* START *
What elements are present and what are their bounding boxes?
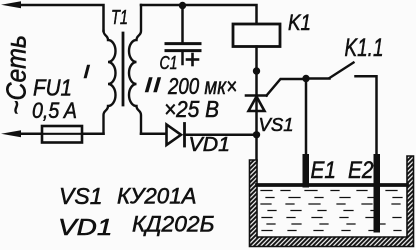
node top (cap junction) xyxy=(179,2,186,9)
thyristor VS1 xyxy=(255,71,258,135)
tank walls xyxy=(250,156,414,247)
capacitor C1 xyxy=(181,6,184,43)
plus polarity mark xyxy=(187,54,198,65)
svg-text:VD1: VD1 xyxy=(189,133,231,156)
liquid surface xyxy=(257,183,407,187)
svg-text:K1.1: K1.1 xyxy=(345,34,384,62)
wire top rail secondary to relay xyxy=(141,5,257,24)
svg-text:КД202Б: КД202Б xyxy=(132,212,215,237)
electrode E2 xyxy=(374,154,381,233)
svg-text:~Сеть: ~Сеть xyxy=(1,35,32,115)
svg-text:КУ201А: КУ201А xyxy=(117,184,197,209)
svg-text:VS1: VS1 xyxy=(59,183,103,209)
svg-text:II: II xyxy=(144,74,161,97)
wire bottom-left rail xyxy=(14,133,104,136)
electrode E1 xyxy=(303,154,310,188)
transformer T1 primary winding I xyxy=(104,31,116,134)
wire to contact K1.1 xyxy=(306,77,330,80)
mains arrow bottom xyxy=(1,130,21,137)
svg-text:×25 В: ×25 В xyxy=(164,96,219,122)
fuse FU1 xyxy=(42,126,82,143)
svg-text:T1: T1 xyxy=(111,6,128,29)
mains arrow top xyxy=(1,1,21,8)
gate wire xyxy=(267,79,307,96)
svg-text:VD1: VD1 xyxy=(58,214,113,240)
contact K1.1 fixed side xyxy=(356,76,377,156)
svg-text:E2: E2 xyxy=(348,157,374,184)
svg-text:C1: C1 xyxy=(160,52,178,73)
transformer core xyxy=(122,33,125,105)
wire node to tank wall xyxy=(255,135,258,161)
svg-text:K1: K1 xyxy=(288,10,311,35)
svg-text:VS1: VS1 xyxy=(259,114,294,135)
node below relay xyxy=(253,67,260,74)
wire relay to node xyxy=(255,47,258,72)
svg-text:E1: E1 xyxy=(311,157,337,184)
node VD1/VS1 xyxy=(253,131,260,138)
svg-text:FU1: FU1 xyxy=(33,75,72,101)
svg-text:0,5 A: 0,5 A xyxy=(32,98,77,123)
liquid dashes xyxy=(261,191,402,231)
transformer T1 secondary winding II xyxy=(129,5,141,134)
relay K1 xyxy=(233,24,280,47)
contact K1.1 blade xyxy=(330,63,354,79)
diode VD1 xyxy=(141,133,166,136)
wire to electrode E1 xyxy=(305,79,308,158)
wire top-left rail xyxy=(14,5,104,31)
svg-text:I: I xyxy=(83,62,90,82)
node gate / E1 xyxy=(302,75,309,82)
* END *
* START *
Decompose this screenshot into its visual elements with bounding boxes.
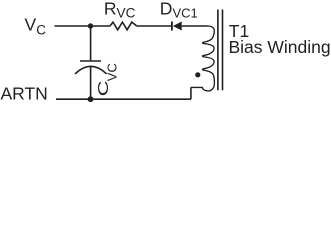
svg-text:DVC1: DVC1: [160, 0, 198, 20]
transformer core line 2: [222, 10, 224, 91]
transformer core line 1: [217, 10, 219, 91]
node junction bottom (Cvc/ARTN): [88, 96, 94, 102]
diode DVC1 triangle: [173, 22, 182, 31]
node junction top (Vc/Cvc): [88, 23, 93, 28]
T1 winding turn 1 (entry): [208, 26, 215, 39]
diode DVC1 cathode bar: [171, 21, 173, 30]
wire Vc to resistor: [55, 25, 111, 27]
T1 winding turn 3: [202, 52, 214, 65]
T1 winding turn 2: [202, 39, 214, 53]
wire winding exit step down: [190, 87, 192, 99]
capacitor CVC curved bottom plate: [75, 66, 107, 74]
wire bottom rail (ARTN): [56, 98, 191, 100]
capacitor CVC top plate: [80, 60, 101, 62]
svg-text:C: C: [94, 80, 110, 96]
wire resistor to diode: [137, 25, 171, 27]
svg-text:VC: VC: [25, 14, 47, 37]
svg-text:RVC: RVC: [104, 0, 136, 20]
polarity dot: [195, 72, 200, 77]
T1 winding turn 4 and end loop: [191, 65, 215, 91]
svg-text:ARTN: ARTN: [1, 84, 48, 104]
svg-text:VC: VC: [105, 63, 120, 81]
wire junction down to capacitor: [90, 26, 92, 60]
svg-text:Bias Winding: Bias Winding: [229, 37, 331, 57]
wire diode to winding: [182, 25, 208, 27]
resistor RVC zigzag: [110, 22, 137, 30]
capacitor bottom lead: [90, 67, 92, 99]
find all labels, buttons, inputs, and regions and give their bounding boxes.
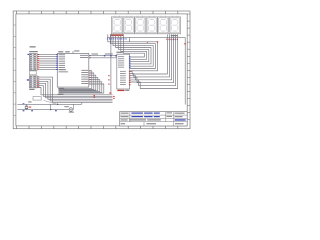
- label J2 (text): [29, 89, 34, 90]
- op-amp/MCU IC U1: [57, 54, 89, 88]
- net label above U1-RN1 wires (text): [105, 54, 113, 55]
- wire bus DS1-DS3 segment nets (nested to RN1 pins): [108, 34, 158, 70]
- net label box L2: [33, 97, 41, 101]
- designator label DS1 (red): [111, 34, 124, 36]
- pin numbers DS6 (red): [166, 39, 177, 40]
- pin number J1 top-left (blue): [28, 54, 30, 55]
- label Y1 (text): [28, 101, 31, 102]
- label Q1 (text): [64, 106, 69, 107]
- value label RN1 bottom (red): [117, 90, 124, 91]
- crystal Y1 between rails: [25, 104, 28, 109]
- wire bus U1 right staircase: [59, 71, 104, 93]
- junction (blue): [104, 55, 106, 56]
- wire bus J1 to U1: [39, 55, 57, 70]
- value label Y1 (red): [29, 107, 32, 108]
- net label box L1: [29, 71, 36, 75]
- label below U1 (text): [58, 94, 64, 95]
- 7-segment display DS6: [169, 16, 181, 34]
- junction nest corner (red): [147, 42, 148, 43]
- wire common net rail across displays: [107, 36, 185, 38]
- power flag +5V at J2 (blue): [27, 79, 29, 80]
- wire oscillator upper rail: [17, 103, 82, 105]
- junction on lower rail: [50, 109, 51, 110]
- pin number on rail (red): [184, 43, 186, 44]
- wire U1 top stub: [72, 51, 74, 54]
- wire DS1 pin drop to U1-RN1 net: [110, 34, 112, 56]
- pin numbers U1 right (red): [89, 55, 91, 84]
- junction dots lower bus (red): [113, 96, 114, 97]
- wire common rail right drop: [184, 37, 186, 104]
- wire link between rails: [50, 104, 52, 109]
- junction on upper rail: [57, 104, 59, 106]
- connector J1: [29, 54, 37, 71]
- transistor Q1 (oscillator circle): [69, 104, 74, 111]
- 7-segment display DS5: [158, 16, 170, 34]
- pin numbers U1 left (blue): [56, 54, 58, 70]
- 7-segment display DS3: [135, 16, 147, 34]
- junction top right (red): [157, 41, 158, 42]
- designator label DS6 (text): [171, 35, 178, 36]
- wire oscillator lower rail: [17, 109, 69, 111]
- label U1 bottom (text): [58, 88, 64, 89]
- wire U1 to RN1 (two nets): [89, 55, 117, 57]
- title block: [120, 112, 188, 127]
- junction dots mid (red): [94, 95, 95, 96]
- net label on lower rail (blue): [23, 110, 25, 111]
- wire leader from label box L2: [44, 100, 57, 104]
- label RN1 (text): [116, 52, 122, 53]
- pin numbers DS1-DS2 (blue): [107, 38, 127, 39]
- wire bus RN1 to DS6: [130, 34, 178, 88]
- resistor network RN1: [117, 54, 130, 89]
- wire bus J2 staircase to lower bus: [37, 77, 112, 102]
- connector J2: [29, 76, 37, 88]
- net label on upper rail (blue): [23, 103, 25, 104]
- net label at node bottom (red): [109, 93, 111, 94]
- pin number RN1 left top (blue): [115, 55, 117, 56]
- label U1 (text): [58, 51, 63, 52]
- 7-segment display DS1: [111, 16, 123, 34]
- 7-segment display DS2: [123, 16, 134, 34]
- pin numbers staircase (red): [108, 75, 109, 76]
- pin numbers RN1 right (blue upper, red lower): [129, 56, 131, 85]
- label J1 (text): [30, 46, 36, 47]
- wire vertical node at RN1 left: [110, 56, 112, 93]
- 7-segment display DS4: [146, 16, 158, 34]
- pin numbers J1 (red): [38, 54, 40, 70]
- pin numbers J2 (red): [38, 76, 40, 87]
* END *
To be done
Gather every line in the two blocks above that contains the word "node", and copy each one in full.

Problem solution
node top (cap junction) xyxy=(179,2,186,9)
wire node to tank wall xyxy=(255,135,258,161)
node below relay xyxy=(253,67,260,74)
wire relay to node xyxy=(255,47,258,72)
node VD1/VS1 xyxy=(253,131,260,138)
node gate / E1 xyxy=(302,75,309,82)
node junction bottom (Cvc/ARTN): [88, 96, 94, 102]
node junction top (Vc/Cvc): [88, 23, 93, 28]
- net label at node bottom (red): [109, 93, 111, 94]
- wire vertical node at RN1 left: [110, 56, 112, 93]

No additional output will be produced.